**GIVEN REQUEST:** Tally the lines holding the string "演示文稿" and reply with that number alone.
====== DATA FOR PROCESSING ======
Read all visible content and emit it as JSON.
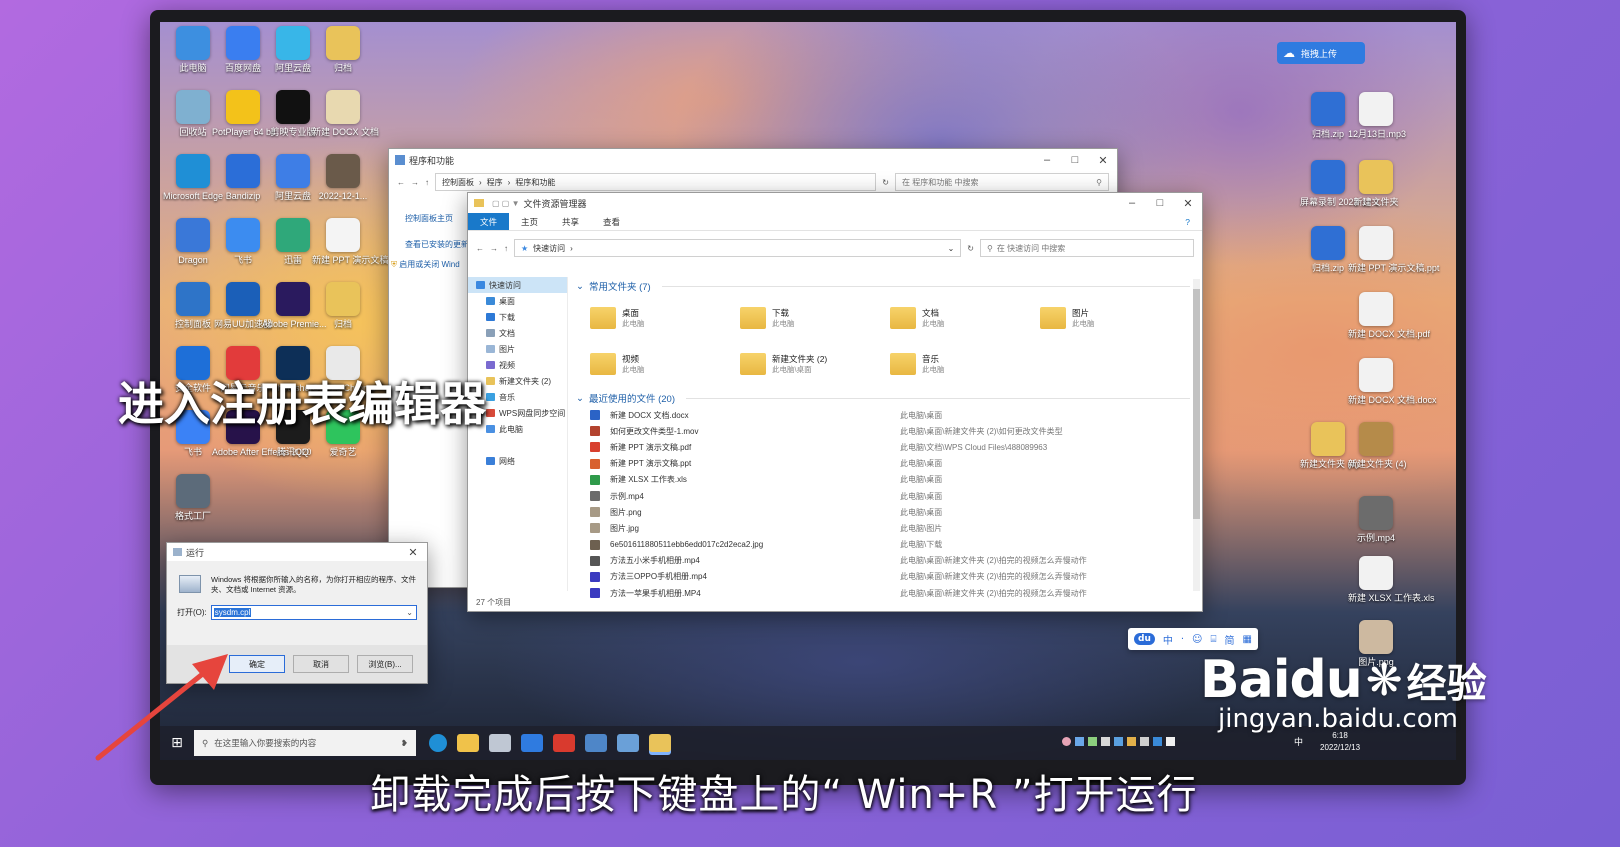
{
  "desktop": {
    "left_icons": [
      {
        "label": "此电脑",
        "color": "#3d8fe0"
      },
      {
        "label": "百度网盘",
        "color": "#3a7ef0"
      },
      {
        "label": "阿里云盘",
        "color": "#38b6e8"
      },
      {
        "label": "归档",
        "color": "#e9c35a"
      },
      {
        "label": "回收站",
        "color": "#7fb0d0"
      },
      {
        "label": "PotPlayer 64 bit",
        "color": "#f3c21a"
      },
      {
        "label": "剪映专业版",
        "color": "#111111"
      },
      {
        "label": "新建 DOCX 文档",
        "color": "#e8d9b0"
      },
      {
        "label": "Microsoft Edge",
        "color": "#1f8fd6"
      },
      {
        "label": "Bandizip",
        "color": "#2b6ed8"
      },
      {
        "label": "阿里云盘",
        "color": "#3e7ee6"
      },
      {
        "label": "2022-12-1...",
        "color": "#6a5a4a"
      },
      {
        "label": "Dragon",
        "color": "#3a78d8"
      },
      {
        "label": "飞书",
        "color": "#3c8cf0"
      },
      {
        "label": "迅雷",
        "color": "#2fa87a"
      },
      {
        "label": "新建 PPT 演示文稿.pdf",
        "color": "#f4f4f4"
      },
      {
        "label": "控制面板",
        "color": "#2e74c8"
      },
      {
        "label": "网易UU加速器",
        "color": "#1b5fb8"
      },
      {
        "label": "Adobe Premie...",
        "color": "#2a1a5e"
      },
      {
        "label": "归档",
        "color": "#e9c35a"
      },
      {
        "label": "安全软件",
        "color": "#1e6fd8"
      },
      {
        "label": "网易云音乐",
        "color": "#e23b3b"
      },
      {
        "label": "Photoshop",
        "color": "#0d2f57"
      },
      {
        "label": "Google Chrome",
        "color": "#e9e9e9"
      },
      {
        "label": "飞书",
        "color": "#3b82f6"
      },
      {
        "label": "Adobe After Effects 2020",
        "color": "#27124a"
      },
      {
        "label": "腾讯QQ",
        "color": "#1c1c1c"
      },
      {
        "label": "爱奇艺",
        "color": "#2ec45d"
      },
      {
        "label": "格式工厂",
        "color": "#5c6b7a"
      }
    ],
    "right_icons": [
      {
        "label": "归档.zip",
        "color": "#2f6fd4"
      },
      {
        "label": "12月13日.mp3",
        "color": "#f2f2f2"
      },
      {
        "label": "屏幕录制 2022-12-1...",
        "color": "#2f6fd4"
      },
      {
        "label": "新建文件夹",
        "color": "#e9c35a"
      },
      {
        "label": "归档.zip",
        "color": "#2f6fd4"
      },
      {
        "label": "新建 PPT 演示文稿.ppt",
        "color": "#f2f2f2"
      },
      {
        "label": "新建 DOCX 文档.pdf",
        "color": "#f2f2f2"
      },
      {
        "label": "新建 DOCX 文档.docx",
        "color": "#f2f2f2"
      },
      {
        "label": "新建文件夹 (4)",
        "color": "#e9c35a"
      },
      {
        "label": "新建文件夹 (4)",
        "color": "#b58b4a"
      },
      {
        "label": "示例.mp4",
        "color": "#6c6c6c"
      },
      {
        "label": "新建 XLSX 工作表.xls",
        "color": "#f2f2f2"
      },
      {
        "label": "图片.png",
        "color": "#cdb9a0"
      }
    ],
    "upload_button": "拖拽上传"
  },
  "control_panel": {
    "title": "程序和功能",
    "path": [
      "控制面板",
      "程序",
      "程序和功能"
    ],
    "search_placeholder": "在 程序和功能 中搜索",
    "sidebar": [
      "控制面板主页",
      "查看已安装的更新",
      "启用或关闭 Wind"
    ]
  },
  "explorer": {
    "title": "文件资源管理器",
    "ribbon_tabs": [
      "文件",
      "主页",
      "共享",
      "查看"
    ],
    "path": "快速访问",
    "search_placeholder": "在 快速访问 中搜索",
    "tree": [
      {
        "label": "快速访问",
        "color": "#3a88e0"
      },
      {
        "label": "桌面",
        "color": "#3a8ad8"
      },
      {
        "label": "下载",
        "color": "#2d79d6"
      },
      {
        "label": "文档",
        "color": "#8aa0b8"
      },
      {
        "label": "图片",
        "color": "#9ab6d6"
      },
      {
        "label": "视频",
        "color": "#7a6ad0"
      },
      {
        "label": "新建文件夹 (2)",
        "color": "#e9c35a"
      },
      {
        "label": "音乐",
        "color": "#3aa0e0"
      },
      {
        "label": "WPS网盘同步空间",
        "color": "#d84a3a"
      },
      {
        "label": "此电脑",
        "color": "#4a90e2"
      },
      {
        "label": "",
        "color": "transparent"
      },
      {
        "label": "网络",
        "color": "#3a7fd8"
      }
    ],
    "frequent_header": "常用文件夹 (7)",
    "folders": [
      {
        "name": "桌面",
        "sub": "此电脑"
      },
      {
        "name": "下载",
        "sub": "此电脑"
      },
      {
        "name": "文档",
        "sub": "此电脑"
      },
      {
        "name": "图片",
        "sub": "此电脑"
      },
      {
        "name": "视频",
        "sub": "此电脑"
      },
      {
        "name": "新建文件夹 (2)",
        "sub": "此电脑\\桌面"
      },
      {
        "name": "音乐",
        "sub": "此电脑"
      }
    ],
    "recent_header": "最近使用的文件 (20)",
    "recent": [
      {
        "name": "新建 DOCX 文档.docx",
        "path": "此电脑\\桌面",
        "color": "#2b63c6"
      },
      {
        "name": "如何更改文件类型-1.mov",
        "path": "此电脑\\桌面\\新建文件夹 (2)\\如何更改文件类型",
        "color": "#b3432e"
      },
      {
        "name": "新建 PPT 演示文稿.pdf",
        "path": "此电脑\\文档\\WPS Cloud Files\\488089963",
        "color": "#d8402e"
      },
      {
        "name": "新建 PPT 演示文稿.ppt",
        "path": "此电脑\\桌面",
        "color": "#d8602e"
      },
      {
        "name": "新建 XLSX 工作表.xls",
        "path": "此电脑\\桌面",
        "color": "#2e9a4a"
      },
      {
        "name": "示例.mp4",
        "path": "此电脑\\桌面",
        "color": "#6b6b6b"
      },
      {
        "name": "图片.png",
        "path": "此电脑\\桌面",
        "color": "#a79a86"
      },
      {
        "name": "图片.jpg",
        "path": "此电脑\\图片",
        "color": "#a79a86"
      },
      {
        "name": "6e501611880511ebb6edd017c2d2eca2.jpg",
        "path": "此电脑\\下载",
        "color": "#6d6050"
      },
      {
        "name": "方法五小米手机相册.mp4",
        "path": "此电脑\\桌面\\新建文件夹 (2)\\拍完的视频怎么弄慢动作",
        "color": "#555555"
      },
      {
        "name": "方法三OPPO手机相册.mp4",
        "path": "此电脑\\桌面\\新建文件夹 (2)\\拍完的视频怎么弄慢动作",
        "color": "#3a3ac0"
      },
      {
        "name": "方法一苹果手机相册.MP4",
        "path": "此电脑\\桌面\\新建文件夹 (2)\\拍完的视频怎么弄慢动作",
        "color": "#3a3ac0"
      }
    ],
    "status": "27 个项目"
  },
  "run_dialog": {
    "title": "运行",
    "description": "Windows 将根据你所输入的名称，为你打开相应的程序、文件夹、文档或 Internet 资源。",
    "open_label": "打开(O):",
    "input_value": "sysdm.cpl",
    "ok": "确定",
    "cancel": "取消",
    "browse": "浏览(B)..."
  },
  "taskbar": {
    "search_placeholder": "在这里输入你要搜索的内容",
    "clock_time": "6:18",
    "clock_date": "2022/12/13",
    "ime": "中"
  },
  "ime_bar": {
    "logo": "du",
    "items": [
      "中",
      "·",
      "☺",
      "⌸",
      "简",
      "▦"
    ]
  },
  "overlay_text": "进入注册表编辑器",
  "caption": "卸载完成后按下键盘上的“ Win+R ”打开运行",
  "watermark": {
    "brand": "Baidu",
    "cn": "经验",
    "url": "jingyan.baidu.com"
  }
}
======
**TASK RESULT:** 4